● **Problem requirements**
Look for the string "ergs" in every line, and copy each line that has it.

● **Data to process**
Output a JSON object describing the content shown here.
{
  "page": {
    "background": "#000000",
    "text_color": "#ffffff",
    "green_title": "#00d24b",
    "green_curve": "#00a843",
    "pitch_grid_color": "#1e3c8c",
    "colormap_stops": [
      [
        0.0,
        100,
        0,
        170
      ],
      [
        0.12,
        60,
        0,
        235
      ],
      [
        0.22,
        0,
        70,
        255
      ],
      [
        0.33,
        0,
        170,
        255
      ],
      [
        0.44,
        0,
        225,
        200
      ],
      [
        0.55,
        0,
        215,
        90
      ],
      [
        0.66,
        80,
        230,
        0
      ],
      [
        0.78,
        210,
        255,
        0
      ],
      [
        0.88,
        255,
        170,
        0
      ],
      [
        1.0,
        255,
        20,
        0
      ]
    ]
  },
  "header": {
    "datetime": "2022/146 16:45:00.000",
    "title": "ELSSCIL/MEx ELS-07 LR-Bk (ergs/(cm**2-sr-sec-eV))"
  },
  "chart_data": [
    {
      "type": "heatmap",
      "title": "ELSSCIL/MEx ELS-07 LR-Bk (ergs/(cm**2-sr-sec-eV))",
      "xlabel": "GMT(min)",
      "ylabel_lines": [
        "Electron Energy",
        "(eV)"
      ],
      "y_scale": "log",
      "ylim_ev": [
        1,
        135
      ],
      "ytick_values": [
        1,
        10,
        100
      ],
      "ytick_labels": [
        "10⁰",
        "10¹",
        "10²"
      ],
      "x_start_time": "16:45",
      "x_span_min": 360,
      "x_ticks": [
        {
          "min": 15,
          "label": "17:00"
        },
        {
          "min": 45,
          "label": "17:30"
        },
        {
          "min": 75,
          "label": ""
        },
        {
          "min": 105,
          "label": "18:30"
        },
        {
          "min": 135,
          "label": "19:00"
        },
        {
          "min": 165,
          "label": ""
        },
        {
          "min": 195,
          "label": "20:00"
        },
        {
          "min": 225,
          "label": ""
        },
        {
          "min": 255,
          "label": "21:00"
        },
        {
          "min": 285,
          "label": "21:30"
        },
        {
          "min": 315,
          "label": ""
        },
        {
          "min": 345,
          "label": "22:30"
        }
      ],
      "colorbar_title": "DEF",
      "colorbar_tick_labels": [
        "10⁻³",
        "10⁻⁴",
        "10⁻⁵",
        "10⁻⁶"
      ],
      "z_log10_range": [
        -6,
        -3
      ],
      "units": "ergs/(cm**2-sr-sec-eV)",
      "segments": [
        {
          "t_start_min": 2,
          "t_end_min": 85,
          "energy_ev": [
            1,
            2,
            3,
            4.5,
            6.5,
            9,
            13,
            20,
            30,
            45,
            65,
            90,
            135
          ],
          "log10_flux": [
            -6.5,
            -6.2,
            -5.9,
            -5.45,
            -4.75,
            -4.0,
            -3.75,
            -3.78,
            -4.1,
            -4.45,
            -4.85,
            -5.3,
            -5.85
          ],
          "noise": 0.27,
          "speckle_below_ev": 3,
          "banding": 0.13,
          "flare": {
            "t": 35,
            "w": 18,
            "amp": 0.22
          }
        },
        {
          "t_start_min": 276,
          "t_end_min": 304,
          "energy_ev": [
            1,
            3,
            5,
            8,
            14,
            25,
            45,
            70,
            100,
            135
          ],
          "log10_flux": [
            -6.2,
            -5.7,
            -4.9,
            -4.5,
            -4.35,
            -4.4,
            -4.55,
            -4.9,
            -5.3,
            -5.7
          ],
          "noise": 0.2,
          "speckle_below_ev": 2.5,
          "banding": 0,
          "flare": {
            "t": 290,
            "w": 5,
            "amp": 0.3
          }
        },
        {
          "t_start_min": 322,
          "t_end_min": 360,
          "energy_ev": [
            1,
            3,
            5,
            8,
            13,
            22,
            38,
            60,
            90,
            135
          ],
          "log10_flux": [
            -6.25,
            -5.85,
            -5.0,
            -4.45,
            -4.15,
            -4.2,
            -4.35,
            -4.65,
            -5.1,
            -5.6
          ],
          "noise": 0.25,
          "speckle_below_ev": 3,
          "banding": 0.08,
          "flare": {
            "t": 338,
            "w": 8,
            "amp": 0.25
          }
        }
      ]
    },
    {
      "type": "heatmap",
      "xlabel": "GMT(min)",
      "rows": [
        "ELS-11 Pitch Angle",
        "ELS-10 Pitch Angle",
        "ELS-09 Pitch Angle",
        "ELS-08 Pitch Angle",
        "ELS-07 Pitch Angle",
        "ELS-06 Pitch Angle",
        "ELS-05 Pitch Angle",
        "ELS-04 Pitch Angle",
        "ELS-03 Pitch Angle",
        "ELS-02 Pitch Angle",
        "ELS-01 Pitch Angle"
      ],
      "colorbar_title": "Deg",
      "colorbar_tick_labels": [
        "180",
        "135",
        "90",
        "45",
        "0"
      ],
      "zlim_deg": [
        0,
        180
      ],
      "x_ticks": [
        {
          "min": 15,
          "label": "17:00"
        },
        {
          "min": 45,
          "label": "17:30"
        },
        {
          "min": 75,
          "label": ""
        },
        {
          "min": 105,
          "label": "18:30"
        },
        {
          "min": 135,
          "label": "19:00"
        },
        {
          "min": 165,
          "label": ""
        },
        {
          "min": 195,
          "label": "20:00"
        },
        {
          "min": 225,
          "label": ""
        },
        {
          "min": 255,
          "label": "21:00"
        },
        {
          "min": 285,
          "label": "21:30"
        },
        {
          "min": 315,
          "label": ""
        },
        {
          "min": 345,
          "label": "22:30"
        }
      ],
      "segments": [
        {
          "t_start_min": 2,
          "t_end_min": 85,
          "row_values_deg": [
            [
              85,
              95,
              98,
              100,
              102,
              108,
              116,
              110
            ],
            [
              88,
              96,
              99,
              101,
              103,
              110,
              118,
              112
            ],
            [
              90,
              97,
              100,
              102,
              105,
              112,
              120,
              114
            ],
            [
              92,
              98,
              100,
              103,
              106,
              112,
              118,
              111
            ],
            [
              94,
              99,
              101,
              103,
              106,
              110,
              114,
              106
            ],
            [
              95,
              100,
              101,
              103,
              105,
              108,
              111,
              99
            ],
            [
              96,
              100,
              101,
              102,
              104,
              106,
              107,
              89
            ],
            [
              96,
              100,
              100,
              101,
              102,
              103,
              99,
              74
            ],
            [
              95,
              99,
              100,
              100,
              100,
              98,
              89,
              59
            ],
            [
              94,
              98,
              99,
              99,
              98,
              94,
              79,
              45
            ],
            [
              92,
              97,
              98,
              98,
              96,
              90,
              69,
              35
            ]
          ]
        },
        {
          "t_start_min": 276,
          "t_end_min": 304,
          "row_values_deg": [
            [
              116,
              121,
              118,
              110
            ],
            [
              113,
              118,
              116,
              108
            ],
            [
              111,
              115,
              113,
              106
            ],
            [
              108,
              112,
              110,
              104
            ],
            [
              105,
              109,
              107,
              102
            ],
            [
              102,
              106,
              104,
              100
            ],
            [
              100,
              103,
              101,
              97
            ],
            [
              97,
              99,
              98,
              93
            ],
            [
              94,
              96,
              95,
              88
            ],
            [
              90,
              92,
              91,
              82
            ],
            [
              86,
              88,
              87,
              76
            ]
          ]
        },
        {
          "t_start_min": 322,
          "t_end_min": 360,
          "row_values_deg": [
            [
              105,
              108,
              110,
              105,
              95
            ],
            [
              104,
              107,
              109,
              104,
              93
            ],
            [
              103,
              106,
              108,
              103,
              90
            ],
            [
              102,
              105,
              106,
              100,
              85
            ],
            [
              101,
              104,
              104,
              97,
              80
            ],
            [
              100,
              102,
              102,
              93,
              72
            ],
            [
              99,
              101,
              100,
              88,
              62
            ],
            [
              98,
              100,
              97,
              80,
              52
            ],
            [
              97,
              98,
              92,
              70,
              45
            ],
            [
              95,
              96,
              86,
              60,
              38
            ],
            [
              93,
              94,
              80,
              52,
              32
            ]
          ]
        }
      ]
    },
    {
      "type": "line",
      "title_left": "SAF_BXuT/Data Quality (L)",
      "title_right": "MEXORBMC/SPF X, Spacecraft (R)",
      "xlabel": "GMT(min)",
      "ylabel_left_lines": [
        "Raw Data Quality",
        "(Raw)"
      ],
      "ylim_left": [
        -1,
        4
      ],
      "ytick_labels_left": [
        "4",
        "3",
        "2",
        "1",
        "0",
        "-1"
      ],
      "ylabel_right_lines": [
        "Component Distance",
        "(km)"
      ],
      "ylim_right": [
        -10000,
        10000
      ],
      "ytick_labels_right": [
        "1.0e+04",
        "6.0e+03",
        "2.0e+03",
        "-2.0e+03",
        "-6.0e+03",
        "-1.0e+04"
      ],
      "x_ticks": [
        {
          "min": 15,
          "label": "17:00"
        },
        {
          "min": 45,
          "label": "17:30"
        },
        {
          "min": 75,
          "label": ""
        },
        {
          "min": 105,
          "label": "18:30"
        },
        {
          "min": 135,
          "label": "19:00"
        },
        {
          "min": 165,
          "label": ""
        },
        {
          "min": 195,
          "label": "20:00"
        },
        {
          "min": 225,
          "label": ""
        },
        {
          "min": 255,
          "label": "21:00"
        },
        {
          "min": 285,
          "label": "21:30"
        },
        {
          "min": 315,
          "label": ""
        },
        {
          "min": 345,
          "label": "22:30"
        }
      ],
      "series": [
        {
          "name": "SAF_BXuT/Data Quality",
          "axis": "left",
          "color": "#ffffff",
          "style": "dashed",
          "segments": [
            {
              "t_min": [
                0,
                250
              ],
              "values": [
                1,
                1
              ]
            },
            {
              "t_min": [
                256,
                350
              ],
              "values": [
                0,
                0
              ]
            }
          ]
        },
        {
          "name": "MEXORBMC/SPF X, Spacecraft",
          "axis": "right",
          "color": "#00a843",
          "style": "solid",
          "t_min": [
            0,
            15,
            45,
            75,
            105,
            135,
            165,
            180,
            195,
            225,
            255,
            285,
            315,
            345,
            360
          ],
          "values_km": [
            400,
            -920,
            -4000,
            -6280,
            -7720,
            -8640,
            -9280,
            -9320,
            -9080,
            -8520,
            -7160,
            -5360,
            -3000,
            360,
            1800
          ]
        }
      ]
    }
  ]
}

● **Completed exercise**
    "title": "ELSSCIL/MEx ELS-07 LR-Bk (ergs/(cm**2-sr-sec-eV))"
      "title": "ELSSCIL/MEx ELS-07 LR-Bk (ergs/(cm**2-sr-sec-eV))",
      "units": "ergs/(cm**2-sr-sec-eV)",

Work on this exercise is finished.